Dataset entries:
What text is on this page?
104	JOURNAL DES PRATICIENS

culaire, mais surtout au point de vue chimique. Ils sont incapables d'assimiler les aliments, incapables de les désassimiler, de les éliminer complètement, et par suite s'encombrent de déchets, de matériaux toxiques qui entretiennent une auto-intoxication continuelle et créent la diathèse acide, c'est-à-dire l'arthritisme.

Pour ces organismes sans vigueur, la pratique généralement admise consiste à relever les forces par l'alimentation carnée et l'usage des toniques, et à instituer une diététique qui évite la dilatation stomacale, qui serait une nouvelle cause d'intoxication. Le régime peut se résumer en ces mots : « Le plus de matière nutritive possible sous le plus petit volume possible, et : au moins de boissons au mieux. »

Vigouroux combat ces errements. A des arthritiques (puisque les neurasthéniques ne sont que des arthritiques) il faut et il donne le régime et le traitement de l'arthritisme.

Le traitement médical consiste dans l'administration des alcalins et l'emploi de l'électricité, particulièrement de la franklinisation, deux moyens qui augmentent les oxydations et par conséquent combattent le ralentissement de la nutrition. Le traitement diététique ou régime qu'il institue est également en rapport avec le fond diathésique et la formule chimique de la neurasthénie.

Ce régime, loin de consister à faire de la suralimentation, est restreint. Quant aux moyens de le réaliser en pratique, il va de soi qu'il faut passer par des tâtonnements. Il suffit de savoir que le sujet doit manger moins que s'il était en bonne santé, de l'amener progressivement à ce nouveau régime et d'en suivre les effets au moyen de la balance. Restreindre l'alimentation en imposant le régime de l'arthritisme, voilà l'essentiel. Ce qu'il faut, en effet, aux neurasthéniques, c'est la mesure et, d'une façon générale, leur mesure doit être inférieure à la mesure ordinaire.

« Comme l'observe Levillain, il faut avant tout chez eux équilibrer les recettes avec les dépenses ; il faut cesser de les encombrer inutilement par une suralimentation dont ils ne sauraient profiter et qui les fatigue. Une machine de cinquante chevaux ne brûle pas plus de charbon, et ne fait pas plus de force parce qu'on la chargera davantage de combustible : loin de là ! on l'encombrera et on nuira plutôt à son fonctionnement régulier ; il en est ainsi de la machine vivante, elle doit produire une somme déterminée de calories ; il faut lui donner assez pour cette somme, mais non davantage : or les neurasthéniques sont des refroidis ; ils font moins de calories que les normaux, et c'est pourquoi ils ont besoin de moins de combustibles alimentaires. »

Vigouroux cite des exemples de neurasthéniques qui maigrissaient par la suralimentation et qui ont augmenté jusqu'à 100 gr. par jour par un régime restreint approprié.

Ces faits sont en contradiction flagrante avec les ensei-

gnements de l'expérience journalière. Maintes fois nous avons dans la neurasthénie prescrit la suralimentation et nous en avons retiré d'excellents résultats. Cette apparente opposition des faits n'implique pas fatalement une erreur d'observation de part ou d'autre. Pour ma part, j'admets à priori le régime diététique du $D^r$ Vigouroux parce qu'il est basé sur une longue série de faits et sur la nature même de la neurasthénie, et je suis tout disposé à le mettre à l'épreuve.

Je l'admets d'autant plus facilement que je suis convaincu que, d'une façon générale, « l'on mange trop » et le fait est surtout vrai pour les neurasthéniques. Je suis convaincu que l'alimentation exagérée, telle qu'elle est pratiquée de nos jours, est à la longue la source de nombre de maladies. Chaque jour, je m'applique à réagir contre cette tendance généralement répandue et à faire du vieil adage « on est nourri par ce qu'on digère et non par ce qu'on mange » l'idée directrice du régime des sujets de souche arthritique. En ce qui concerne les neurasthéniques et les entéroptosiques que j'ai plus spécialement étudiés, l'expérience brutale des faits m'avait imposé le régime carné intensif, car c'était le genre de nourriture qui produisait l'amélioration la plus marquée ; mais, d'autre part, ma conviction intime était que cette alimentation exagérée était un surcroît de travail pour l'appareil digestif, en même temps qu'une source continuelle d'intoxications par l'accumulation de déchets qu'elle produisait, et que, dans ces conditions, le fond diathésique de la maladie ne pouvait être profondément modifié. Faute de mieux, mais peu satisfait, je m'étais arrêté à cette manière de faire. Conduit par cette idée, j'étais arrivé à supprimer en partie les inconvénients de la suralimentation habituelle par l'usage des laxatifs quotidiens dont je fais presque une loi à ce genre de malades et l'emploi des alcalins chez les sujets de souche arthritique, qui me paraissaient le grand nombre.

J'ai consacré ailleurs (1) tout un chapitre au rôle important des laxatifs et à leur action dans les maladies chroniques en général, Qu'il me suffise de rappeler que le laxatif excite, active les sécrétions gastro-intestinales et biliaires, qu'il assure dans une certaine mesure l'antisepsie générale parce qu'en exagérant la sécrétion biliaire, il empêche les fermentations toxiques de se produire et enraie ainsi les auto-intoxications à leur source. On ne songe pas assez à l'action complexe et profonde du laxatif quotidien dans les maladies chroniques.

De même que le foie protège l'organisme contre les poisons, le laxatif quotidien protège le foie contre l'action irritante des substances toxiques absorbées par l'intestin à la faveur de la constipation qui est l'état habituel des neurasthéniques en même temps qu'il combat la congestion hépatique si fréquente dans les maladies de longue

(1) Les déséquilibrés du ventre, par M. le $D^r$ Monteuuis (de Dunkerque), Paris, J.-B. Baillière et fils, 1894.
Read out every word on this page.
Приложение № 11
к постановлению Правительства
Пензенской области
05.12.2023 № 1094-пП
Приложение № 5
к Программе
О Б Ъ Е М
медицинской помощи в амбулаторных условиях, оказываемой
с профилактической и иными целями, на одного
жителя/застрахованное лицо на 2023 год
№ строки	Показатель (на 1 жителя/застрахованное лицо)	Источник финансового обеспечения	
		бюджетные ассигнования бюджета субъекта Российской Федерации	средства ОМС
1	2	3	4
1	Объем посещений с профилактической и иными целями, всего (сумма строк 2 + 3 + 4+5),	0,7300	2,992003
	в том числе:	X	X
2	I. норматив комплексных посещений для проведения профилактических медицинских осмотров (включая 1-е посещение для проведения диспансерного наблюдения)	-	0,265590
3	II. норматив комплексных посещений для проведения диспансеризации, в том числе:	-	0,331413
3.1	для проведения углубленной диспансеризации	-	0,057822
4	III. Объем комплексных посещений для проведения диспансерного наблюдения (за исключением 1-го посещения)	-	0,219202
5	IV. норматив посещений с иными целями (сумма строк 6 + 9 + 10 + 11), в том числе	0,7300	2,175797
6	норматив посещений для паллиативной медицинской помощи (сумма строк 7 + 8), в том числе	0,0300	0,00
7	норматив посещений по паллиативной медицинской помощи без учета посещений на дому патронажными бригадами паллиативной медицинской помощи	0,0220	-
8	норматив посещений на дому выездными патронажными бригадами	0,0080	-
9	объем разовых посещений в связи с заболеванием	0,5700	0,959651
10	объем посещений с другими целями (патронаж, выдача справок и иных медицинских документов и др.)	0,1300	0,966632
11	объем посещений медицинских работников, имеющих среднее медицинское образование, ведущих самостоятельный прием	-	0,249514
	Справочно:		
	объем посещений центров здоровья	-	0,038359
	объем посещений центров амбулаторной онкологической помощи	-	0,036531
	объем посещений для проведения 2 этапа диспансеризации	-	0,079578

The request: Please repeat the listing above in full and exactly.

Result for this task:
What text is on this page?
104	JOURNAL DES PRATICIENS

culaire, mais surtout au point de vue chimique. Ils sont incapables d'assimiler les aliments, incapables de les désassimiler, de les éliminer complètement, et par suite s'encombrent de déchets, de matériaux toxiques qui entretiennent une auto-intoxication continuelle et créent la diathèse acide, c'est-à-dire l'arthritisme.

Pour ces organismes sans vigueur, la pratique généralement admise consiste à relever les forces par l'alimentation carnée et l'usage des toniques, et à instituer une diététique qui évite la dilatation stomacale, qui serait une nouvelle cause d'intoxication. Le régime peut se résumer en ces mots : « Le plus de matière nutritive possible sous le plus petit volume possible, et : au moins de boissons au mieux. »

Vigouroux combat ces errements. A des arthritiques (puisque les neurasthéniques ne sont que des arthritiques) il faut et il donne le régime et le traitement de l'arthritisme.

Le traitement médical consiste dans l'administration des alcalins et l'emploi de l'électricité, particulièrement de la franklinisation, deux moyens qui augmentent les oxydations et par conséquent combattent le ralentissement de la nutrition. Le traitement diététique ou régime qu'il institue est également en rapport avec le fond diathésique et la formule chimique de la neurasthénie.

Ce régime, loin de consister à faire de la suralimentation, est restreint. Quant aux moyens de le réaliser en pratique, il va de soi qu'il faut passer par des tâtonnements. Il suffit de savoir que le sujet doit manger moins que s'il était en bonne santé, de l'amener progressivement à ce nouveau régime et d'en suivre les effets au moyen de la balance. Restreindre l'alimentation en imposant le régime de l'arthritisme, voilà l'essentiel. Ce qu'il faut, en effet, aux neurasthéniques, c'est la mesure et, d'une façon générale, leur mesure doit être inférieure à la mesure ordinaire.

« Comme l'observe Levillain, il faut avant tout chez eux équilibrer les recettes avec les dépenses ; il faut cesser de les encombrer inutilement par une suralimentation dont ils ne sauraient profiter et qui les fatigue. Une machine de cinquante chevaux ne brûle pas plus de charbon, et ne fait pas plus de force parce qu'on la chargera davantage de combustible : loin de là ! on l'encombrera et on nuira plutôt à son fonctionnement régulier ; il en est ainsi de la machine vivante, elle doit produire une somme déterminée de calories ; il faut lui donner assez pour cette somme, mais non davantage : or les neurasthéniques sont des refroidis ; ils font moins de calories que les normaux, et c'est pourquoi ils ont besoin de moins de combustibles alimentaires. »

Vigouroux cite des exemples de neurasthéniques qui maigrissaient par la suralimentation et qui ont augmenté jusqu'à 100 gr. par jour par un régime restreint approprié.

Ces faits sont en contradiction flagrante avec les ensei-

gnements de l'expérience journalière. Maintes fois nous avons dans la neurasthénie prescrit la suralimentation et nous en avons retiré d'excellents résultats. Cette apparente opposition des faits n'implique pas fatalement une erreur d'observation de part ou d'autre. Pour ma part, j'admets à priori le régime diététique du $D^r$ Vigouroux parce qu'il est basé sur une longue série de faits et sur la nature même de la neurasthénie, et je suis tout disposé à le mettre à l'épreuve.

Je l'admets d'autant plus facilement que je suis convaincu que, d'une façon générale, « l'on mange trop » et le fait est surtout vrai pour les neurasthéniques. Je suis convaincu que l'alimentation exagérée, telle qu'elle est pratiquée de nos jours, est à la longue la source de nombre de maladies. Chaque jour, je m'applique à réagir contre cette tendance généralement répandue et à faire du vieil adage « on est nourri par ce qu'on digère et non par ce qu'on mange » l'idée directrice du régime des sujets de souche arthritique. En ce qui concerne les neurasthéniques et les entéroptosiques que j'ai plus spécialement étudiés, l'expérience brutale des faits m'avait imposé le régime carné intensif, car c'était le genre de nourriture qui produisait l'amélioration la plus marquée ; mais, d'autre part, ma conviction intime était que cette alimentation exagérée était un surcroît de travail pour l'appareil digestif, en même temps qu'une source continuelle d'intoxications par l'accumulation de déchets qu'elle produisait, et que, dans ces conditions, le fond diathésique de la maladie ne pouvait être profondément modifié. Faute de mieux, mais peu satisfait, je m'étais arrêté à cette manière de faire. Conduit par cette idée, j'étais arrivé à supprimer en partie les inconvénients de la suralimentation habituelle par l'usage des laxatifs quotidiens dont je fais presque une loi à ce genre de malades et l'emploi des alcalins chez les sujets de souche arthritique, qui me paraissaient le grand nombre.

J'ai consacré ailleurs (1) tout un chapitre au rôle important des laxatifs et à leur action dans les maladies chroniques en général, Qu'il me suffise de rappeler que le laxatif excite, active les sécrétions gastro-intestinales et biliaires, qu'il assure dans une certaine mesure l'antisepsie générale parce qu'en exagérant la sécrétion biliaire, il empêche les fermentations toxiques de se produire et enraie ainsi les auto-intoxications à leur source. On ne songe pas assez à l'action complexe et profonde du laxatif quotidien dans les maladies chroniques.

De même que le foie protège l'organisme contre les poisons, le laxatif quotidien protège le foie contre l'action irritante des substances toxiques absorbées par l'intestin à la faveur de la constipation qui est l'état habituel des neurasthéniques en même temps qu'il combat la congestion hépatique si fréquente dans les maladies de longue

(1) Les déséquilibrés du ventre, par M. le $D^r$ Monteuuis (de Dunkerque), Paris, J.-B. Baillière et fils, 1894.
Read out every word on this page.
Приложение № 11
к постановлению Правительства
Пензенской области
05.12.2023 № 1094-пП
Приложение № 5
к Программе
О Б Ъ Е М
медицинской помощи в амбулаторных условиях, оказываемой
с профилактической и иными целями, на одного
жителя/застрахованное лицо на 2023 год
№ строки	Показатель (на 1 жителя/застрахованное лицо)	Источник финансового обеспечения	
		бюджетные ассигнования бюджета субъекта Российской Федерации	средства ОМС
1	2	3	4
1	Объем посещений с профилактической и иными целями, всего (сумма строк 2 + 3 + 4+5),	0,7300	2,992003
	в том числе:	X	X
2	I. норматив комплексных посещений для проведения профилактических медицинских осмотров (включая 1-е посещение для проведения диспансерного наблюдения)	-	0,265590
3	II. норматив комплексных посещений для проведения диспансеризации, в том числе:	-	0,331413
3.1	для проведения углубленной диспансеризации	-	0,057822
4	III. Объем комплексных посещений для проведения диспансерного наблюдения (за исключением 1-го посещения)	-	0,219202
5	IV. норматив посещений с иными целями (сумма строк 6 + 9 + 10 + 11), в том числе	0,7300	2,175797
6	норматив посещений для паллиативной медицинской помощи (сумма строк 7 + 8), в том числе	0,0300	0,00
7	норматив посещений по паллиативной медицинской помощи без учета посещений на дому патронажными бригадами паллиативной медицинской помощи	0,0220	-
8	норматив посещений на дому выездными патронажными бригадами	0,0080	-
9	объем разовых посещений в связи с заболеванием	0,5700	0,959651
10	объем посещений с другими целями (патронаж, выдача справок и иных медицинских документов и др.)	0,1300	0,966632
11	объем посещений медицинских работников, имеющих среднее медицинское образование, ведущих самостоятельный прием	-	0,249514
	Справочно:		
	объем посещений центров здоровья	-	0,038359
	объем посещений центров амбулаторной онкологической помощи	-	0,036531
	объем посещений для проведения 2 этапа диспансеризации	-	0,079578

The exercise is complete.